Only lines holding the word "document" should be copied from the material.

Data records
####################
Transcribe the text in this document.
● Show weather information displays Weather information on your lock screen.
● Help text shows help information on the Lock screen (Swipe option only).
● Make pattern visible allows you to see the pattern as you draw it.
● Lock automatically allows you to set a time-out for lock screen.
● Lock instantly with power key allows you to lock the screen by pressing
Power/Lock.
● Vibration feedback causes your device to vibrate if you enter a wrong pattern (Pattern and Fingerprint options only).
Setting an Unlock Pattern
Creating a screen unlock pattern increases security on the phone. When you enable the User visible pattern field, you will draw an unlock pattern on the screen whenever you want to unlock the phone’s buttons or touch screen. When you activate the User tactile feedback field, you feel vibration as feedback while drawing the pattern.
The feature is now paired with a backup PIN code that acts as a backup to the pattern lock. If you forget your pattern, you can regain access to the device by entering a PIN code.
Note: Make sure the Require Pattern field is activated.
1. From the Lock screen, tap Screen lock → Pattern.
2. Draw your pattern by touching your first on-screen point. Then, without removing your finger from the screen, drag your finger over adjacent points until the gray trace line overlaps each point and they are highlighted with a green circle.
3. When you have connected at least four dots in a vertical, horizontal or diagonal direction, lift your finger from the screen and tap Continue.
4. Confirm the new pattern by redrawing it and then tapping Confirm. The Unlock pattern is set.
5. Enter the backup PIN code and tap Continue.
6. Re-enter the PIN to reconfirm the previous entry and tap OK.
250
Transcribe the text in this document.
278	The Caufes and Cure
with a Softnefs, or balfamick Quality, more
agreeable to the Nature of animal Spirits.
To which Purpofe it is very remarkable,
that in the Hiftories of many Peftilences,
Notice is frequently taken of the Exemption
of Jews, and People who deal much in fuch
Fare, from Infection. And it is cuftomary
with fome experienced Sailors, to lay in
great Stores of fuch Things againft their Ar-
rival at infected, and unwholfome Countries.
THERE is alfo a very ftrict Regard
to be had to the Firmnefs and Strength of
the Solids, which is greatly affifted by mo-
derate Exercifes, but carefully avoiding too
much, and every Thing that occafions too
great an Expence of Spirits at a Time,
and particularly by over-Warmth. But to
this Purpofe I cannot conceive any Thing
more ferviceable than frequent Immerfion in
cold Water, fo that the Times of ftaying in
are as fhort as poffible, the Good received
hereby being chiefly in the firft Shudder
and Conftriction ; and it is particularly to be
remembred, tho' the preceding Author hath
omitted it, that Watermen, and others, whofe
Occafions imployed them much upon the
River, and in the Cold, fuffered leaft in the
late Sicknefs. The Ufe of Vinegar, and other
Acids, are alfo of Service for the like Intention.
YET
####################
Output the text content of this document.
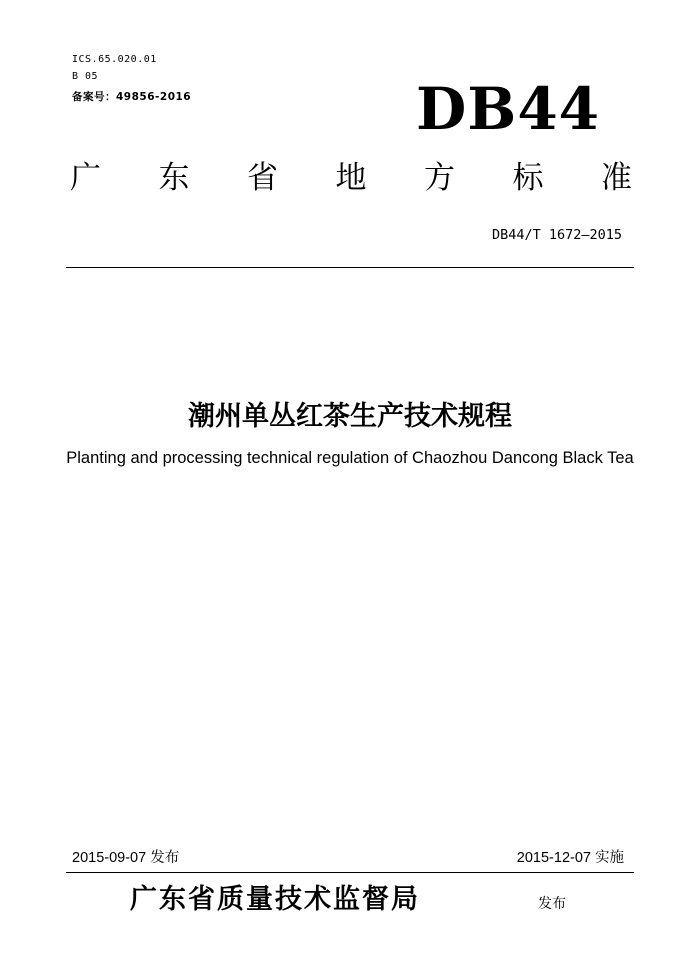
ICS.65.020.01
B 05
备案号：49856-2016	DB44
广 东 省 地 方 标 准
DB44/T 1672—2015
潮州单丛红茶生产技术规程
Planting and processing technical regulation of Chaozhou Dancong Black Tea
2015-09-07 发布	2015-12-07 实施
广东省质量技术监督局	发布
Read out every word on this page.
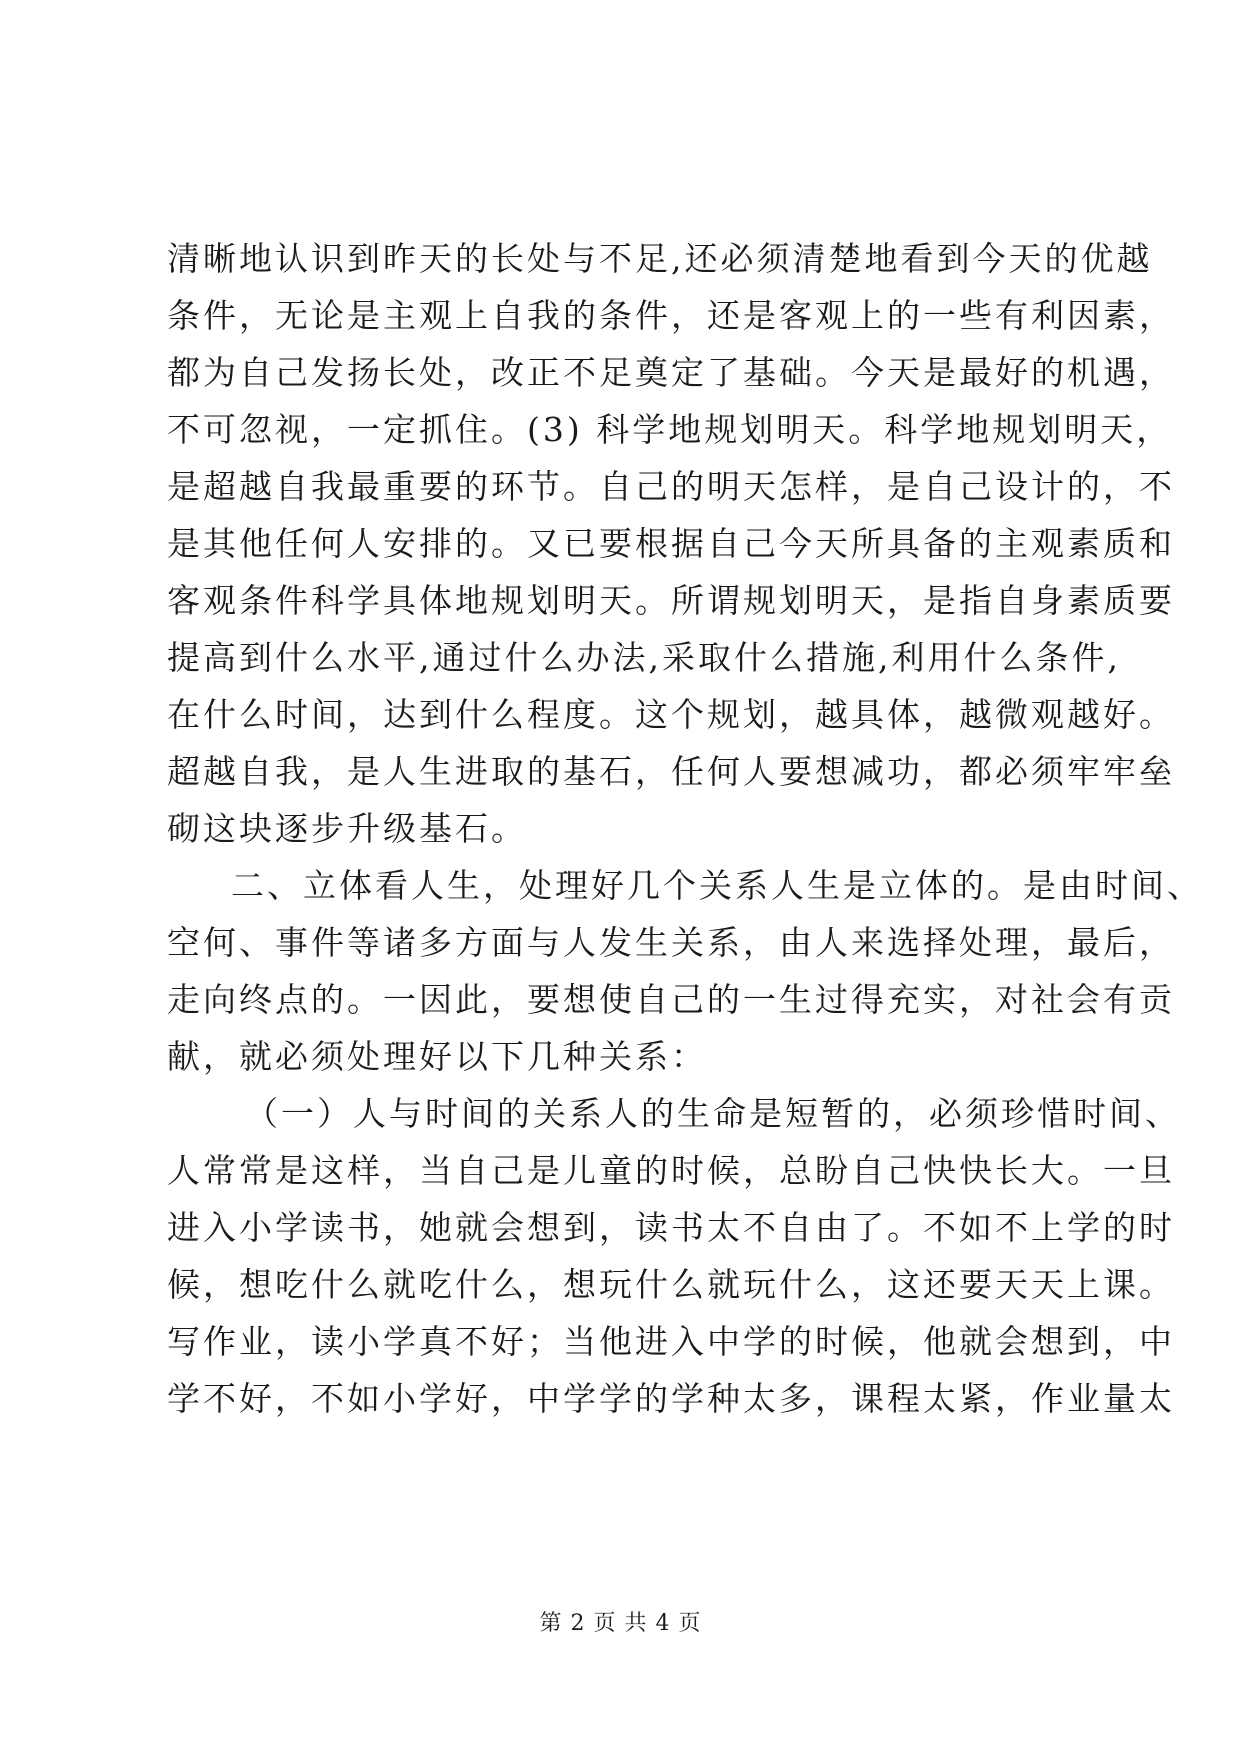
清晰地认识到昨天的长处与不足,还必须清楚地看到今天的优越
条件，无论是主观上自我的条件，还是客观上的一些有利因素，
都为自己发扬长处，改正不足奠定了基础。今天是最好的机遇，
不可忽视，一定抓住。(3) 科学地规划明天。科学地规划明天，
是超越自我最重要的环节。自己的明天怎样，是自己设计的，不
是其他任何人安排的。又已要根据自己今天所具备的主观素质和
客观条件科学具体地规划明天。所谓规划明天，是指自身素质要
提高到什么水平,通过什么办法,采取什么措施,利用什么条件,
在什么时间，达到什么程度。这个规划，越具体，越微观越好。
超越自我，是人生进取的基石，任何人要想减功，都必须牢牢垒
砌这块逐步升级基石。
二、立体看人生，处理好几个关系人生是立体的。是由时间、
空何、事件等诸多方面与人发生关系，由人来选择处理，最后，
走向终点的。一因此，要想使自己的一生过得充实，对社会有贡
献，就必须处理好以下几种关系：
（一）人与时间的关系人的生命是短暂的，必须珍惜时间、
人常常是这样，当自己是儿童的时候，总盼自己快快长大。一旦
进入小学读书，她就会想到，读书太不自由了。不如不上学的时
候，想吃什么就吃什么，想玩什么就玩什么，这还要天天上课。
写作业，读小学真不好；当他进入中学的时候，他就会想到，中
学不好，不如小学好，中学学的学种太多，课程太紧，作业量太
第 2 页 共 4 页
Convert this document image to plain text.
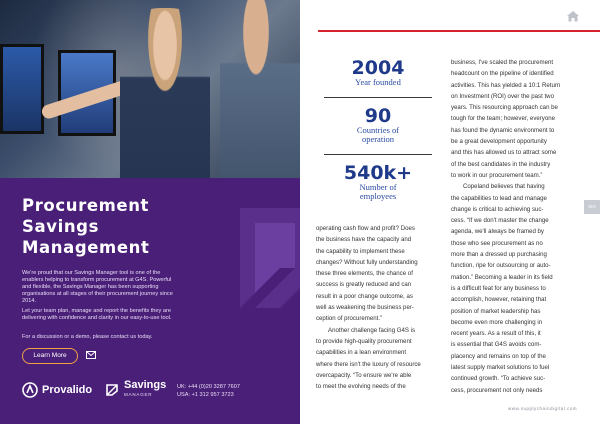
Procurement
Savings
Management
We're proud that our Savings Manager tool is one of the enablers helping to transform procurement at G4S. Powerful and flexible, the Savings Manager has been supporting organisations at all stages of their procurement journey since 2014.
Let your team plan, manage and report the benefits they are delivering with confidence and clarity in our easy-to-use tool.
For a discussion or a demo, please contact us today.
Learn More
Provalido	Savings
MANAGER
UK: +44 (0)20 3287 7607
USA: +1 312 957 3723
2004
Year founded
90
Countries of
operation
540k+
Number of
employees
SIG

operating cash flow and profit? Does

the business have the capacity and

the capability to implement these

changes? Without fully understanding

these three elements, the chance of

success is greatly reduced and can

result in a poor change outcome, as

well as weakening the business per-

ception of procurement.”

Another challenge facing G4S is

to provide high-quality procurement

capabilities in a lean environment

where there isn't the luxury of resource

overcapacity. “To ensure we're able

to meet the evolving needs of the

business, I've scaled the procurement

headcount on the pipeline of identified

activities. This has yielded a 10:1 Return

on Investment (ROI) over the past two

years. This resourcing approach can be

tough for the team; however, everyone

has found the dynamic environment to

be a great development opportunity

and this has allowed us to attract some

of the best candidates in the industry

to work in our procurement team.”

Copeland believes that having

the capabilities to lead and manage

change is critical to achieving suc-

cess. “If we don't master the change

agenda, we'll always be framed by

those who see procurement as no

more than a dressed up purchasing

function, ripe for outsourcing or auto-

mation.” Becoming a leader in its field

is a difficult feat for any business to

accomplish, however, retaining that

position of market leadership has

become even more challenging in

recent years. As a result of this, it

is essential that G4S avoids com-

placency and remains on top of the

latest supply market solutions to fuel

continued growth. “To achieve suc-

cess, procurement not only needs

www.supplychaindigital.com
####################
▶ [EXERCISE ANSWER]
Transcribe the text in this document.
Transcribe the text in this document.
Output the text content of this document.
Convert this document image to plain text.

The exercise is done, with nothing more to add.